**EXERCISE DATA:**

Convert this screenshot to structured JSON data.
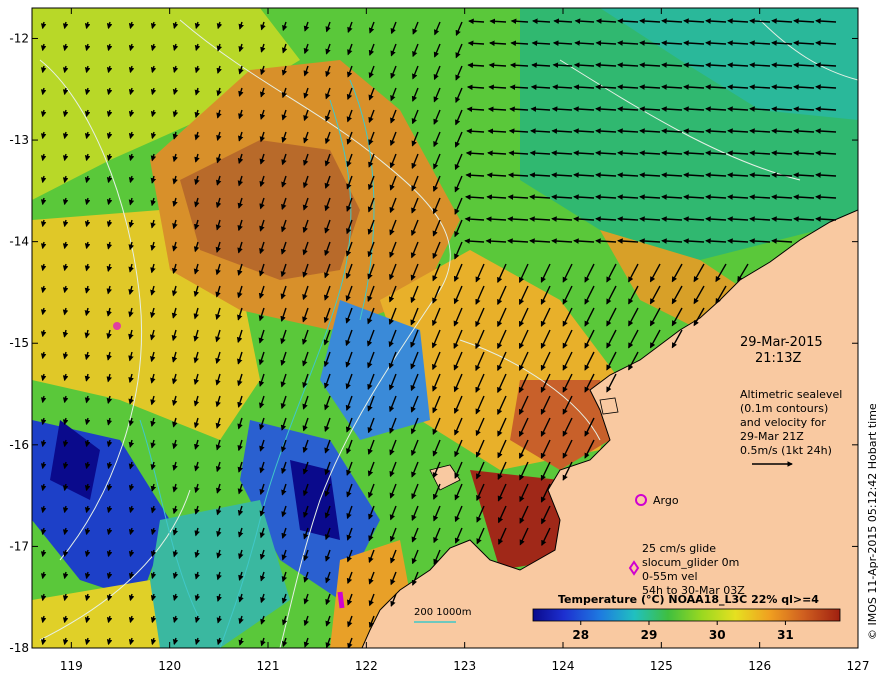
{
  "map": {
    "x_ticks": [
      "119",
      "120",
      "121",
      "122",
      "123",
      "124",
      "125",
      "126",
      "127"
    ],
    "y_ticks": [
      "-12",
      "-13",
      "-14",
      "-15",
      "-16",
      "-17",
      "-18"
    ],
    "lon_range": [
      118.6,
      127.0
    ],
    "lat_range": [
      -18.0,
      -11.7
    ],
    "land_color": "#f9c9a1",
    "background_colors": {
      "dark_orange": "#c87a2a",
      "brown": "#b0622a",
      "green": "#3fbf3f",
      "cyan": "#4fc4b0",
      "blue": "#1d2fd0",
      "yellow": "#d8d820"
    }
  },
  "datetime": {
    "date": "29-Mar-2015",
    "time": "21:13Z"
  },
  "altimetric_note": {
    "line1": "Altimetric sealevel",
    "line2": "(0.1m contours)",
    "line3": "and velocity for",
    "line4": "29-Mar 21Z",
    "line5": "0.5m/s (1kt 24h)"
  },
  "argo": {
    "label": "Argo",
    "color": "#d000d0"
  },
  "glider": {
    "line1": "25 cm/s glide",
    "line2": "slocum_glider 0m",
    "line3": "0-55m vel",
    "line4": "54h to 30-Mar 03Z",
    "color": "#d000d0"
  },
  "bathy_legend": {
    "label": "200  1000m",
    "color": "#40c8c8"
  },
  "colorbar": {
    "title": "Temperature (°C) NOAA18_L3C 22% ql>=4",
    "ticks": [
      "28",
      "29",
      "30",
      "31"
    ],
    "range": [
      27.3,
      31.8
    ],
    "colors": [
      "#0a0a8c",
      "#1d2fd0",
      "#1e7be0",
      "#20c0c0",
      "#3fbf3f",
      "#9ad820",
      "#e6e020",
      "#f0a020",
      "#d06020",
      "#a02010"
    ]
  },
  "side_note": "© IMOS 11-Apr-2015 05:12:42 Hobart time"
}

**PROBLEM:** Leave out the pictures and output every record above precisely as given.

**IN RESPONSE:**
Convert this screenshot to structured JSON data.
{
  "map": {
    "x_ticks": [
      "119",
      "120",
      "121",
      "122",
      "123",
      "124",
      "125",
      "126",
      "127"
    ],
    "y_ticks": [
      "-12",
      "-13",
      "-14",
      "-15",
      "-16",
      "-17",
      "-18"
    ],
    "lon_range": [
      118.6,
      127.0
    ],
    "lat_range": [
      -18.0,
      -11.7
    ],
    "land_color": "#f9c9a1",
    "background_colors": {
      "dark_orange": "#c87a2a",
      "brown": "#b0622a",
      "green": "#3fbf3f",
      "cyan": "#4fc4b0",
      "blue": "#1d2fd0",
      "yellow": "#d8d820"
    }
  },
  "datetime": {
    "date": "29-Mar-2015",
    "time": "21:13Z"
  },
  "altimetric_note": {
    "line1": "Altimetric sealevel",
    "line2": "(0.1m contours)",
    "line3": "and velocity for",
    "line4": "29-Mar 21Z",
    "line5": "0.5m/s (1kt 24h)"
  },
  "argo": {
    "label": "Argo",
    "color": "#d000d0"
  },
  "glider": {
    "line1": "25 cm/s glide",
    "line2": "slocum_glider 0m",
    "line3": "0-55m vel",
    "line4": "54h to 30-Mar 03Z",
    "color": "#d000d0"
  },
  "bathy_legend": {
    "label": "200  1000m",
    "color": "#40c8c8"
  },
  "colorbar": {
    "title": "Temperature (°C) NOAA18_L3C 22% ql>=4",
    "ticks": [
      "28",
      "29",
      "30",
      "31"
    ],
    "range": [
      27.3,
      31.8
    ],
    "colors": [
      "#0a0a8c",
      "#1d2fd0",
      "#1e7be0",
      "#20c0c0",
      "#3fbf3f",
      "#9ad820",
      "#e6e020",
      "#f0a020",
      "#d06020",
      "#a02010"
    ]
  },
  "side_note": "© IMOS 11-Apr-2015 05:12:42 Hobart time"
}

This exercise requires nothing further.